→ **Supplied entries**

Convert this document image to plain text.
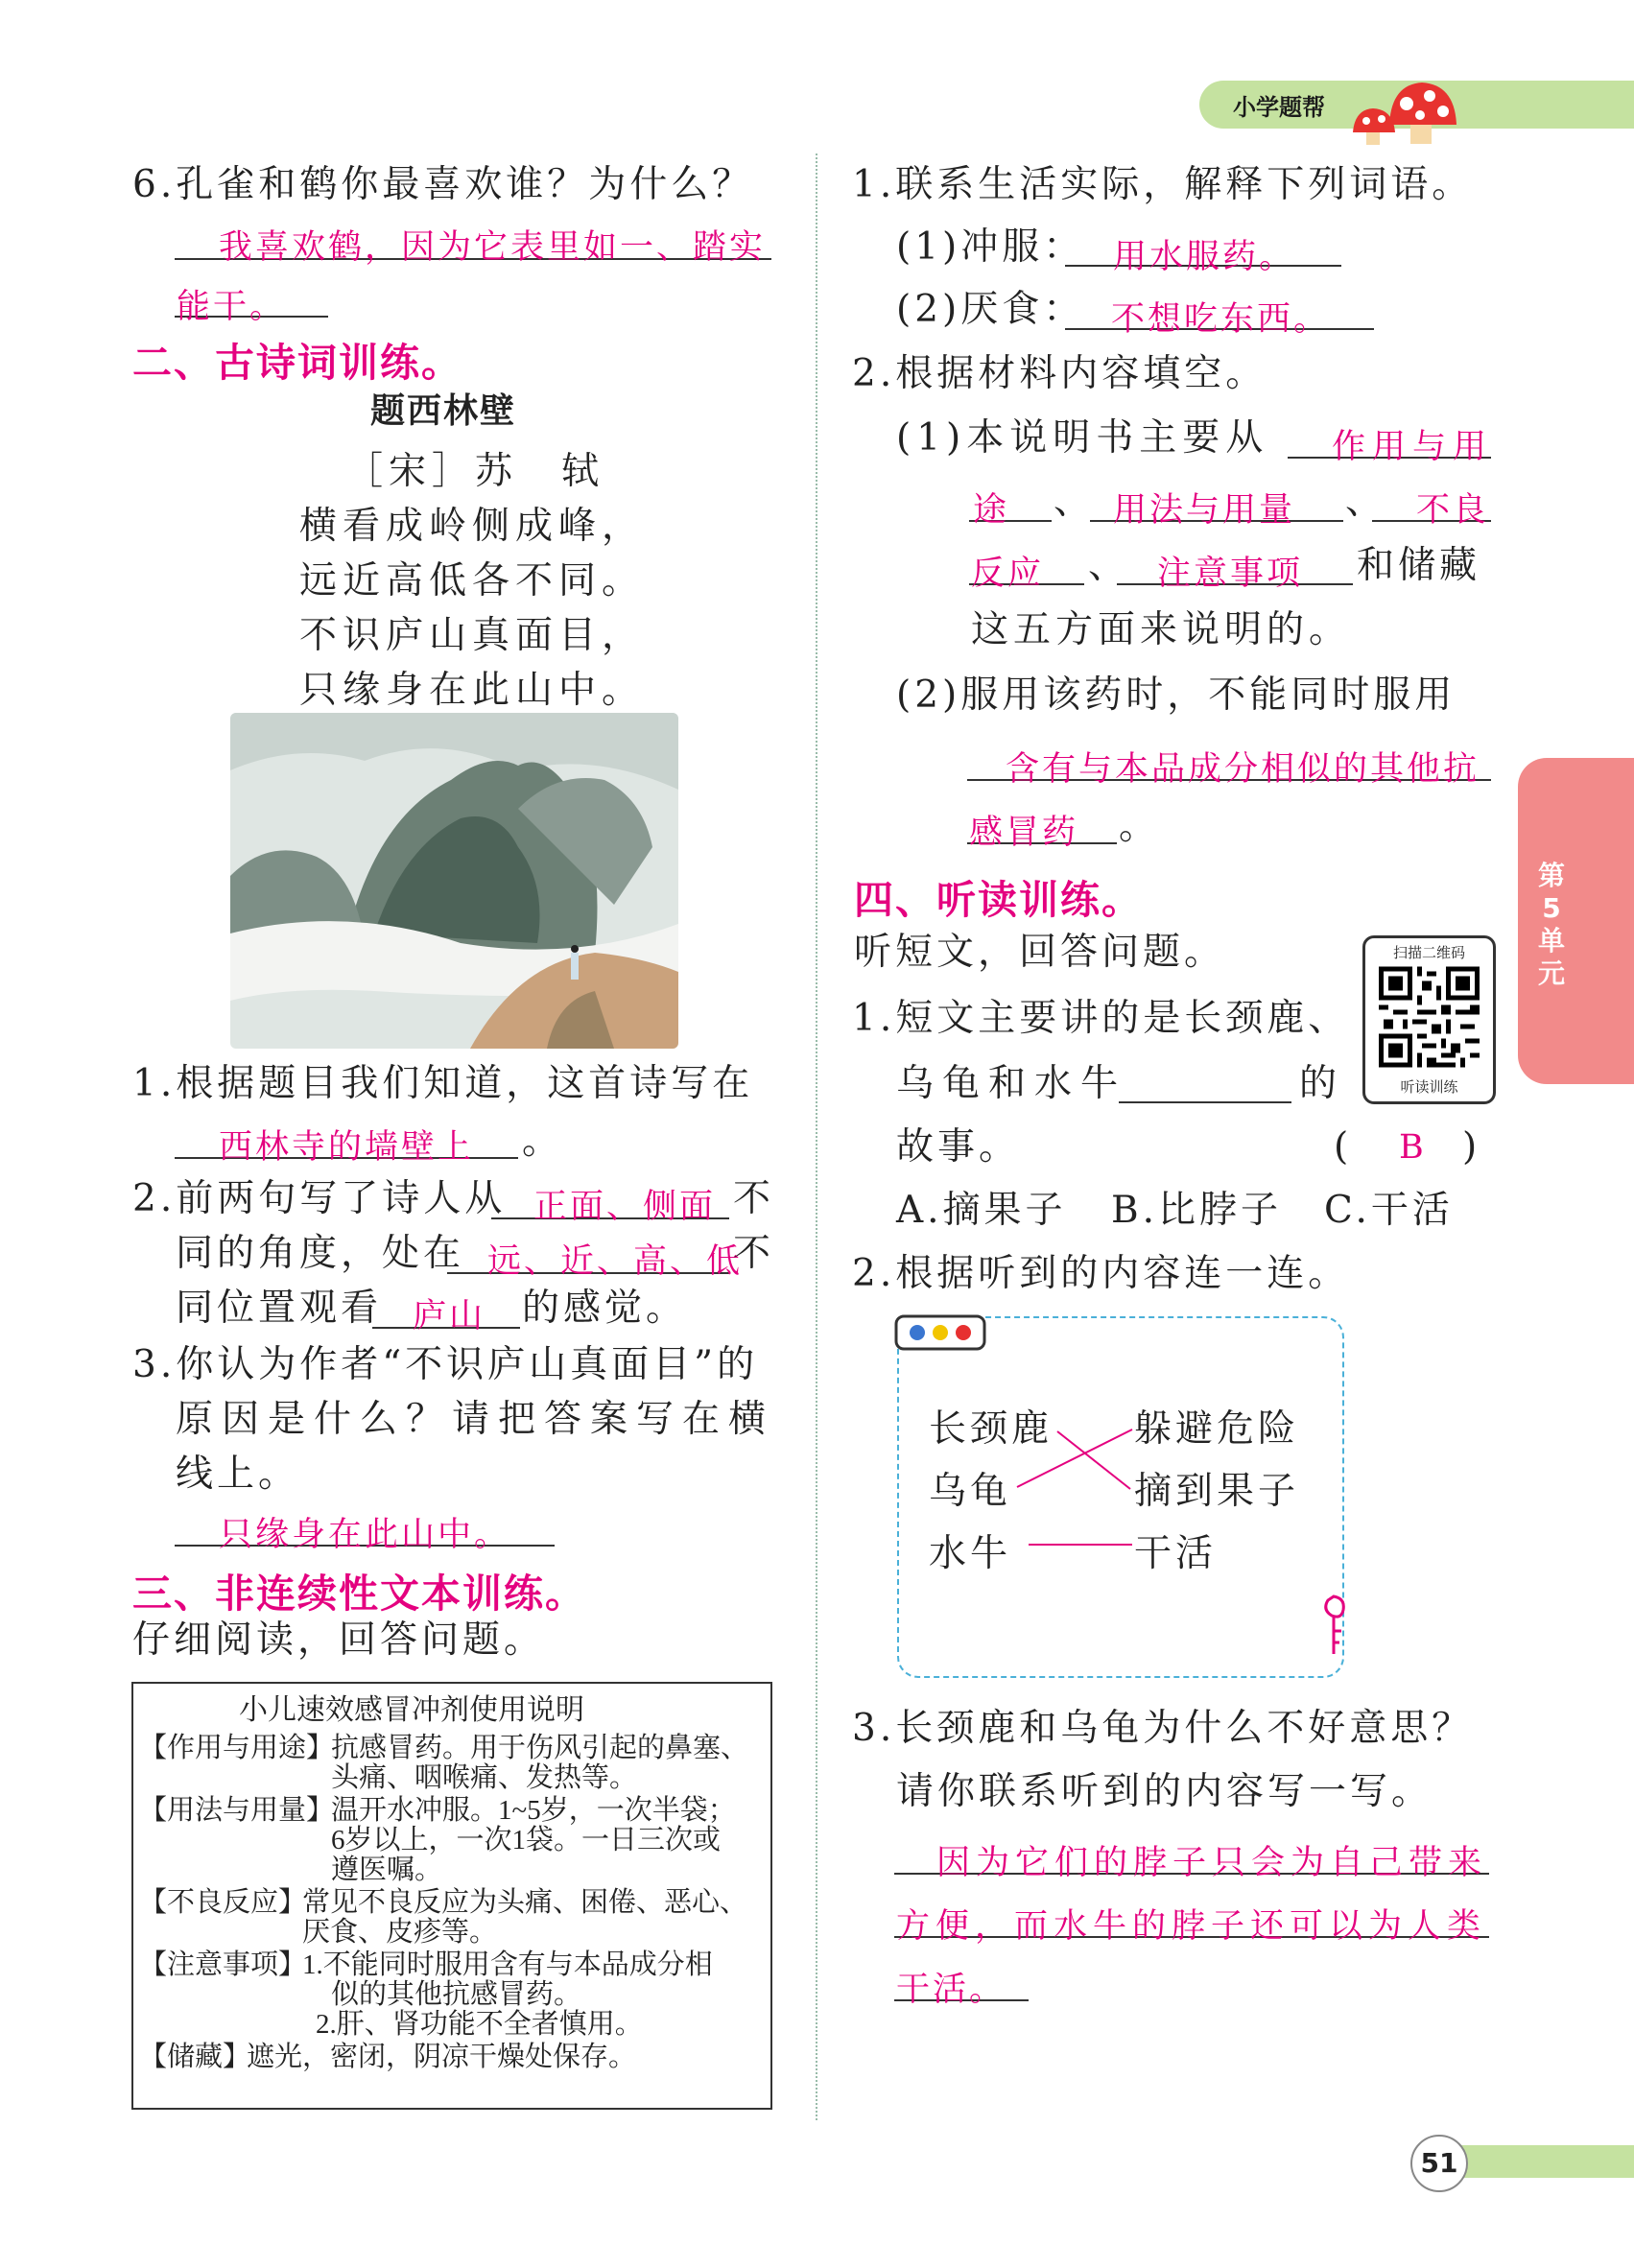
小学题帮
第5单元
6.孔雀和鹤你最喜欢谁？为什么？
我喜欢鹤，因为它表里如一、踏实
能干。
二、古诗词训练。
题西林壁
［宋］苏　轼
横看成岭侧成峰，
远近高低各不同。
不识庐山真面目，
只缘身在此山中。
1.根据题目我们知道，这首诗写在
西林寺的墙壁上 。
2.前两句写了诗人从 正面、侧面 不
同的角度，处在 远、近、高、低
不
同位置观看 庐山 的感觉。
3.你认为作者“不识庐山真面目”的
原因是什么？请把答案写在横
线上。
只缘身在此山中。
三、非连续性文本训练。
仔细阅读，回答问题。
小儿速效感冒冲剂使用说明
【作用与用途】
抗感冒药。用于伤风引起的鼻塞、
头痛、咽喉痛、发热等。
【用法与用量】
温开水冲服。1~5岁，一次半袋；
6岁以上，一次1袋。一日三次或
遵医嘱。
【不良反应】
常见不良反应为头痛、困倦、恶心、
厌食、皮疹等。
【注意事项】
1.不能同时服用含有与本品成分相
似的其他抗感冒药。
2.肝、肾功能不全者慎用。
【储藏】
遮光，密闭，阴凉干燥处保存。
1.联系生活实际，解释下列词语。
(1)冲服： 用水服药。
(2)厌食： 不想吃东西。
2.根据材料内容填空。
(1)本说明书主要从 作用与用
途 、 用法与用量 、 不良
反应 、 注意事项 和储藏
这五方面来说明的。
(2)服用该药时，不能同时服用
含有与本品成分相似的其他抗
感冒药 。
四、听读训练。
听短文，回答问题。	扫描二维码
听读训练
1.短文主要讲的是长颈鹿、
乌龟和水牛	的
故事。	( B )
A.摘果子 B.比脖子 C.干活
2.根据听到的内容连一连。
长颈鹿
乌龟
水牛
躲避危险
摘到果子
干活
3.长颈鹿和乌龟为什么不好意思？
请你联系听到的内容写一写。
因为它们的脖子只会为自己带来
方便，而水牛的脖子还可以为人类
干活。
51
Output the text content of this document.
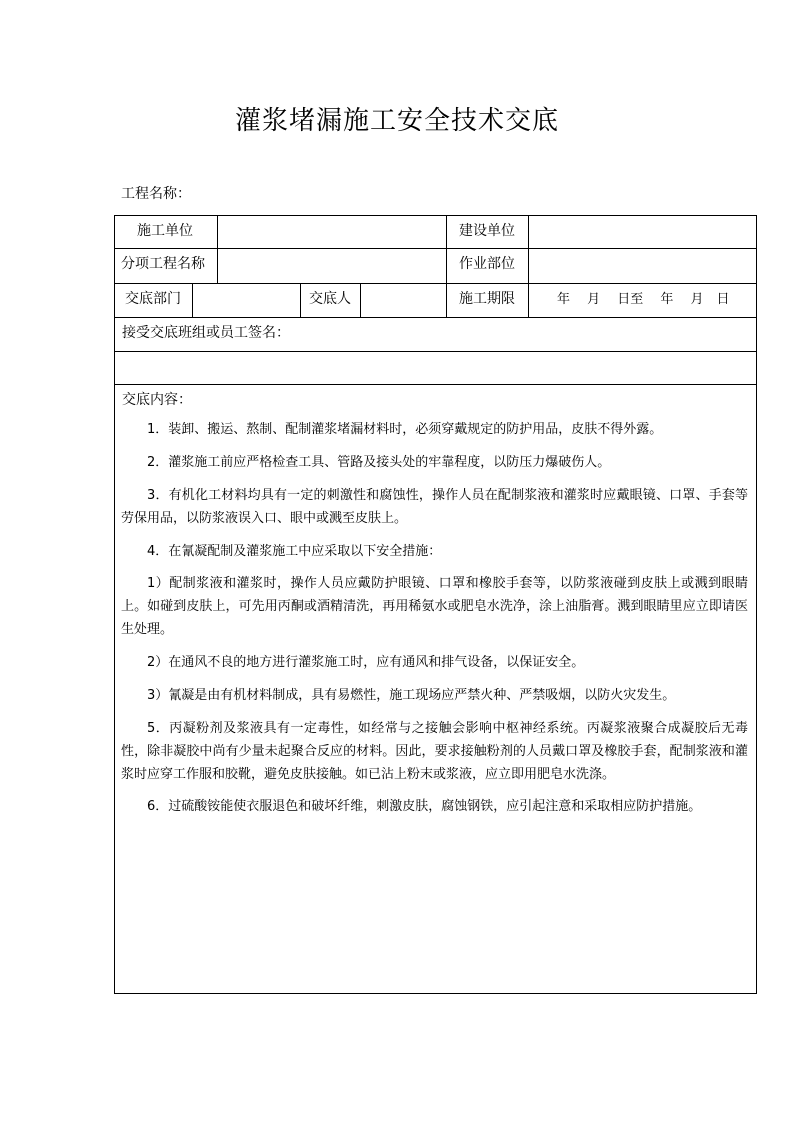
灌浆堵漏施工安全技术交底
工程名称：
施工单位	建设单位
分项工程名称	作业部位
交底部门	交底人	施工期限	年　 月　 日至　 年　 月　日
接受交底班组或员工签名：
交底内容：
1．装卸、搬运、熬制、配制灌浆堵漏材料时，必须穿戴规定的防护用品，皮肤不得外露。
2．灌浆施工前应严格检查工具、管路及接头处的牢靠程度，以防压力爆破伤人。
3．有机化工材料均具有一定的刺激性和腐蚀性，操作人员在配制浆液和灌浆时应戴眼镜、口罩、手套等劳保用品，以防浆液误入口、眼中或溅至皮肤上。
4．在氰凝配制及灌浆施工中应采取以下安全措施：
1）配制浆液和灌浆时，操作人员应戴防护眼镜、口罩和橡胶手套等，以防浆液碰到皮肤上或溅到眼睛上。如碰到皮肤上，可先用丙酮或酒精清洗，再用稀氨水或肥皂水洗净，涂上油脂膏。溅到眼睛里应立即请医生处理。
2）在通风不良的地方进行灌浆施工时，应有通风和排气设备，以保证安全。
3）氰凝是由有机材料制成，具有易燃性，施工现场应严禁火种、严禁吸烟，以防火灾发生。
5．丙凝粉剂及浆液具有一定毒性，如经常与之接触会影响中枢神经系统。丙凝浆液聚合成凝胶后无毒性，除非凝胶中尚有少量未起聚合反应的材料。因此，要求接触粉剂的人员戴口罩及橡胶手套，配制浆液和灌浆时应穿工作服和胶靴，避免皮肤接触。如已沾上粉末或浆液，应立即用肥皂水洗涤。
6．过硫酸铵能使衣服退色和破坏纤维，刺激皮肤，腐蚀钢铁，应引起注意和采取相应防护措施。
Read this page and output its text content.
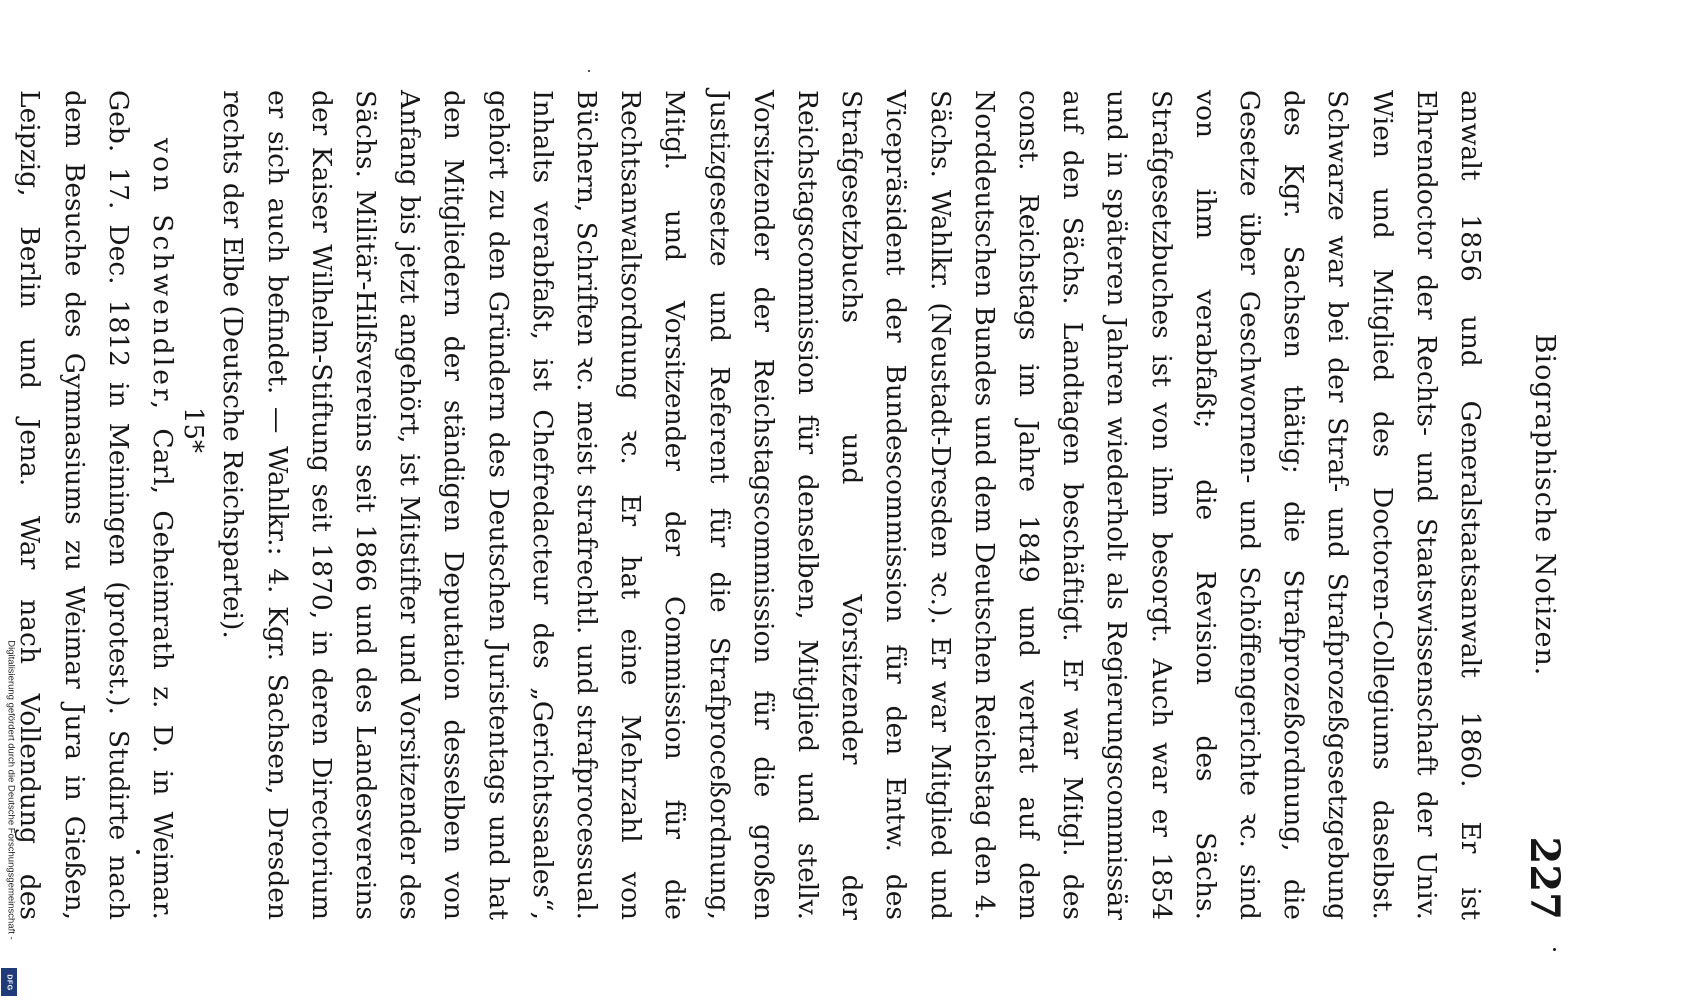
Digitalisierung gefördert durch die Deutsche Forschungsgemeinschaft -
DFG
Biographische Notizen.
227

anwalt 1856 und Generalstaatsanwalt 1860. Er ist Ehrendoctor der Rechts- und Staatswissenschaft der Univ. Wien und Mitglied des Doctoren-Collegiums daselbst. Schwarze war bei der Straf- und Strafprozeßgesetzgebung des Kgr. Sachsen thätig; die Strafprozeßordnung, die Gesetze über Geschwornen- und Schöffengerichte ꝛc. sind von ihm verabfaßt; die Revision des Sächs. Strafgesetzbuches ist von ihm besorgt. Auch war er 1854 und in späteren Jahren wiederholt als Regierungscommissär auf den Sächs. Landtagen beschäftigt. Er war Mitgl. des const. Reichstags im Jahre 1849 und vertrat auf dem Norddeutschen Bundes und dem Deutschen Reichstag den 4. Sächs. Wahlkr. (Neustadt-Dresden ꝛc.). Er war Mitglied und Vicepräsident der Bundescommission für den Entw. des Strafgesetzbuchs und Vorsitzender der Reichstagscommission für denselben, Mitglied und stellv. Vorsitzender der Reichstagscommission für die großen Justizgesetze und Referent für die Strafproceßordnung, Mitgl. und Vorsitzender der Commission für die Rechtsanwaltsordnung ꝛc. Er hat eine Mehrzahl von Büchern, Schriften ꝛc. meist strafrechtl. und strafprocessual. Inhalts verabfaßt, ist Chefredacteur des „Gerichtssaales“, gehört zu den Gründern des Deutschen Juristentags und hat den Mitgliedern der ständigen Deputation desselben von Anfang bis jetzt angehört, ist Mitstifter und Vorsitzender des Sächs. Militär-Hilfsvereins seit 1866 und des Landesvereins der Kaiser Wilhelm-Stiftung seit 1870, in deren Directorium er sich auch befindet. — Wahlkr.: 4. Kgr. Sachsen, Dresden rechts der Elbe (Deutsche Reichspartei).

von Schwendler, Carl, Geheimrath z. D. in Weimar. Geb. 17. Dec. 1812 in Meiningen (protest.). Studirte nach dem Besuche des Gymnasiums zu Weimar Jura in Gießen, Leipzig, Berlin und Jena. War nach Vollendung des

15*
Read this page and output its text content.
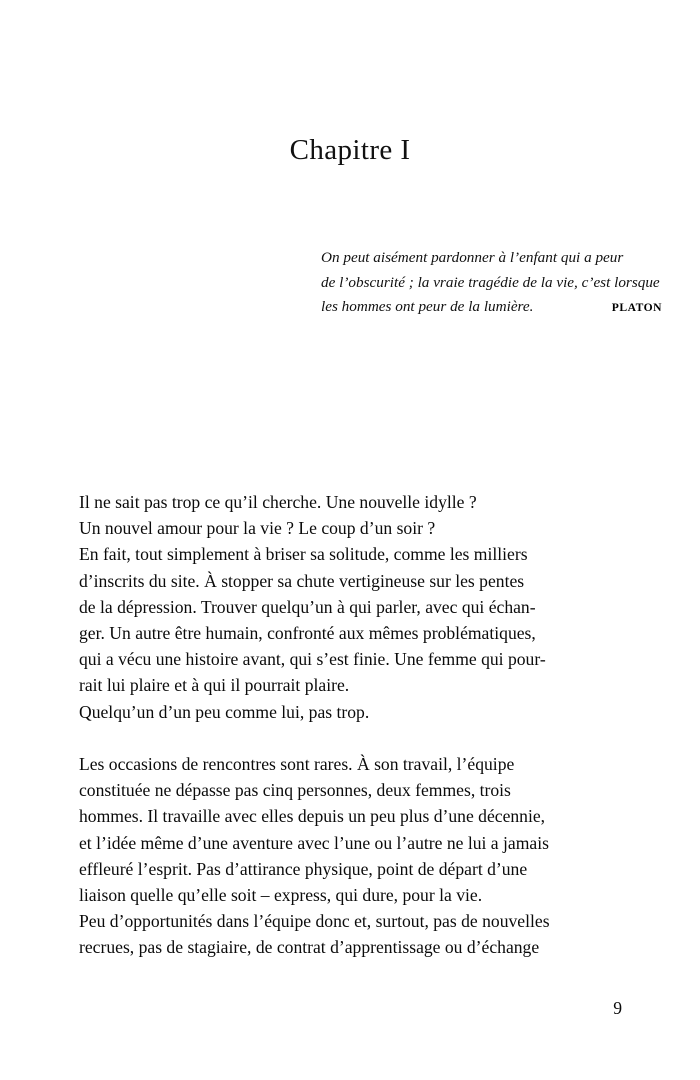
Chapitre I
On peut aisément pardonner à l’enfant qui a peur
de l’obscurité ; la vraie tragédie de la vie, c’est lorsque
les hommes ont peur de la lumière.	PLATON

Il ne sait pas trop ce qu’il cherche. Une nouvelle idylle ?
Un nouvel amour pour la vie ? Le coup d’un soir ?
En fait, tout simplement à briser sa solitude, comme les milliers
d’inscrits du site. À stopper sa chute vertigineuse sur les pentes
de la dépression. Trouver quelqu’un à qui parler, avec qui échan-
ger. Un autre être humain, confronté aux mêmes problématiques,
qui a vécu une histoire avant, qui s’est finie. Une femme qui pour-
rait lui plaire et à qui il pourrait plaire.
Quelqu’un d’un peu comme lui, pas trop.

Les occasions de rencontres sont rares. À son travail, l’équipe
constituée ne dépasse pas cinq personnes, deux femmes, trois
hommes. Il travaille avec elles depuis un peu plus d’une décennie,
et l’idée même d’une aventure avec l’une ou l’autre ne lui a jamais
effleuré l’esprit. Pas d’attirance physique, point de départ d’une
liaison quelle qu’elle soit – express, qui dure, pour la vie.
Peu d’opportunités dans l’équipe donc et, surtout, pas de nouvelles
recrues, pas de stagiaire, de contrat d’apprentissage ou d’échange

9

→ **Exercise brief**
Using the data above, copy each line that contains "hommes".

→ **Final result**
les hommes ont peur de la lumière.	PLATON
hommes. Il travaille avec elles depuis un peu plus d’une décennie,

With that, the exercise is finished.